[A block of data]

────────────────

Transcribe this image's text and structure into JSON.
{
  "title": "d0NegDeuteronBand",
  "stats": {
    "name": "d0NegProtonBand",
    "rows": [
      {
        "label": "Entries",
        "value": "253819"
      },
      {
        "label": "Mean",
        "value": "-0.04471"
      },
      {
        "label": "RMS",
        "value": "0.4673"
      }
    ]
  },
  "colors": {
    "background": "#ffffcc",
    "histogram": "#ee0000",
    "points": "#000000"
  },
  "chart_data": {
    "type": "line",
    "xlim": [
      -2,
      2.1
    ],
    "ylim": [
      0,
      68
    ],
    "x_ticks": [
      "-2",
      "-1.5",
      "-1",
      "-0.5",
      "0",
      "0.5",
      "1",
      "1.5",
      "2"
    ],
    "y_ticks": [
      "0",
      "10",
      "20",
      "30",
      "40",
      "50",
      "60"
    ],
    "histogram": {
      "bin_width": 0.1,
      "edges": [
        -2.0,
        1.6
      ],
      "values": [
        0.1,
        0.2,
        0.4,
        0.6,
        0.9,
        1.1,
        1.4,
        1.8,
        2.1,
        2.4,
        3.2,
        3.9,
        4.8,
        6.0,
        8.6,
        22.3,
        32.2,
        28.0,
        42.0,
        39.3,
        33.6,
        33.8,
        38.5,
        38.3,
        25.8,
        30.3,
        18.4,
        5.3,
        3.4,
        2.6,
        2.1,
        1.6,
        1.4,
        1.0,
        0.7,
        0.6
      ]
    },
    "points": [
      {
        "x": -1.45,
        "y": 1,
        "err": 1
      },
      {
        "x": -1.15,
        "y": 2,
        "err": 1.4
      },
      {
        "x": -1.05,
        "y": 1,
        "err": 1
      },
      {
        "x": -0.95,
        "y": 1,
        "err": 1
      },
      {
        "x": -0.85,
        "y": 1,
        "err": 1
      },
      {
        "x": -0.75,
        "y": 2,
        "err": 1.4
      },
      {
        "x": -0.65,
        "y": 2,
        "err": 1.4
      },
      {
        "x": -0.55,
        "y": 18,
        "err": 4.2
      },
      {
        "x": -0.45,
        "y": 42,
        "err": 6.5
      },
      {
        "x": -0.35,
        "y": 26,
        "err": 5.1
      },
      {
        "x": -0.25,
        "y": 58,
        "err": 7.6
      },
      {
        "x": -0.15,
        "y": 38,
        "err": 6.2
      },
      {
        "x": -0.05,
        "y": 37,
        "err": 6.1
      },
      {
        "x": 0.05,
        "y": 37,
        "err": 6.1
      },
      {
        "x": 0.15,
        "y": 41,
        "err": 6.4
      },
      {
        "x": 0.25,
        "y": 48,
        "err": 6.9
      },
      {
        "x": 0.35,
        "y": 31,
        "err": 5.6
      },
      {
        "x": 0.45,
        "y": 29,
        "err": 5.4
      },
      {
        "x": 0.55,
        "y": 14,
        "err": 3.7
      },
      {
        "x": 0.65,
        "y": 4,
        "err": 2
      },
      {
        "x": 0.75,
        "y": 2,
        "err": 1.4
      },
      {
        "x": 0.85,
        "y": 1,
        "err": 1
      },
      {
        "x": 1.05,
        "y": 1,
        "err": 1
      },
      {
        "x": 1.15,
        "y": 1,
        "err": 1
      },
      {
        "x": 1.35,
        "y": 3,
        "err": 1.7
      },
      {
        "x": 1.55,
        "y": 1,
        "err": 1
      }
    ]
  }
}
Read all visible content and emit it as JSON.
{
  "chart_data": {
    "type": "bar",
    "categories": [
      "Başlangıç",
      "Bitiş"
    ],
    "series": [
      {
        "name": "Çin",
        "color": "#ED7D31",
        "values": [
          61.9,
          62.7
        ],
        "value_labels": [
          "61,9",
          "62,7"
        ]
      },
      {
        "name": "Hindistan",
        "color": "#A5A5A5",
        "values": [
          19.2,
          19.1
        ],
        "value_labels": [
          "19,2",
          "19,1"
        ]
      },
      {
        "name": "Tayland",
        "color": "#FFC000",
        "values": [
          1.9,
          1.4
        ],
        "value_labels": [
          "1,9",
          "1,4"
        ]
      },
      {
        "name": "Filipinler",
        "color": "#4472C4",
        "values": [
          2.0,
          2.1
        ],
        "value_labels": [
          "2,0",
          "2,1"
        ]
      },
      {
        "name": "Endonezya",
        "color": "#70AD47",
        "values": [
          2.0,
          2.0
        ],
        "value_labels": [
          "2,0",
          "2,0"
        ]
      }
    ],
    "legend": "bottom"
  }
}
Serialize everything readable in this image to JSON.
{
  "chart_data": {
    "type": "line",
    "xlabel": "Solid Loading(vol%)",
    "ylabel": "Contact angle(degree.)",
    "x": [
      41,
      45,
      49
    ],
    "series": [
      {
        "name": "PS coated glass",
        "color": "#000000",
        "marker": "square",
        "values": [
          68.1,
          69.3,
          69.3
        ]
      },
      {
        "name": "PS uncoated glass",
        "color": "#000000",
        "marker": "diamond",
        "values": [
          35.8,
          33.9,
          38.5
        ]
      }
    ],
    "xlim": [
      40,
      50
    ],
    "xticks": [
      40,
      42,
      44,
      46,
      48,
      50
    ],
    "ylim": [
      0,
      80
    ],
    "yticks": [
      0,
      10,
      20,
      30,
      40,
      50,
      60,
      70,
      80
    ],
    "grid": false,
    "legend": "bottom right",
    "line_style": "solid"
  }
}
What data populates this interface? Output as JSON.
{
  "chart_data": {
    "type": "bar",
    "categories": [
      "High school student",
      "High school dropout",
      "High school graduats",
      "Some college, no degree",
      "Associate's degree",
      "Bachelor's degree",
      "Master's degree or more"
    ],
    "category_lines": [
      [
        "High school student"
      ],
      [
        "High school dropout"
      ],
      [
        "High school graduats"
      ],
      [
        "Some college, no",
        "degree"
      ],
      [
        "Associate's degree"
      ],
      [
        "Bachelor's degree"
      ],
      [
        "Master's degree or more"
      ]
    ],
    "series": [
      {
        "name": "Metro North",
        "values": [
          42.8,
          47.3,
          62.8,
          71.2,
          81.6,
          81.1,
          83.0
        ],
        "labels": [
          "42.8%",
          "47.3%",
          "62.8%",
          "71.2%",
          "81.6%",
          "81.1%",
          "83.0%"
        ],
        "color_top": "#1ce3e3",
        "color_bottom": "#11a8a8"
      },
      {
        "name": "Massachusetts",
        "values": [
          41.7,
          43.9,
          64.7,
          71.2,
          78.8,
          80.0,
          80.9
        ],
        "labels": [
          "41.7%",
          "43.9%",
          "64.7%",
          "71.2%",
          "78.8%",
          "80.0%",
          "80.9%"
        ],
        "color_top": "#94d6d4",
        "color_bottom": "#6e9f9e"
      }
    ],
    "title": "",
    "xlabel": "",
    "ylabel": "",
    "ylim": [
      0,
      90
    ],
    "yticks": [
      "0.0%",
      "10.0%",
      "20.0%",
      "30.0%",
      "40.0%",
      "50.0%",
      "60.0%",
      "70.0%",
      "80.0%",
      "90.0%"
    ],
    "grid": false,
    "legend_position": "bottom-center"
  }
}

────────────────

#### TASK DETAILS
Go through the records. Copy each line where "college" appears.

#### RESULT OF THE EXERCISE
      "Some college, no degree",
        "Some college, no",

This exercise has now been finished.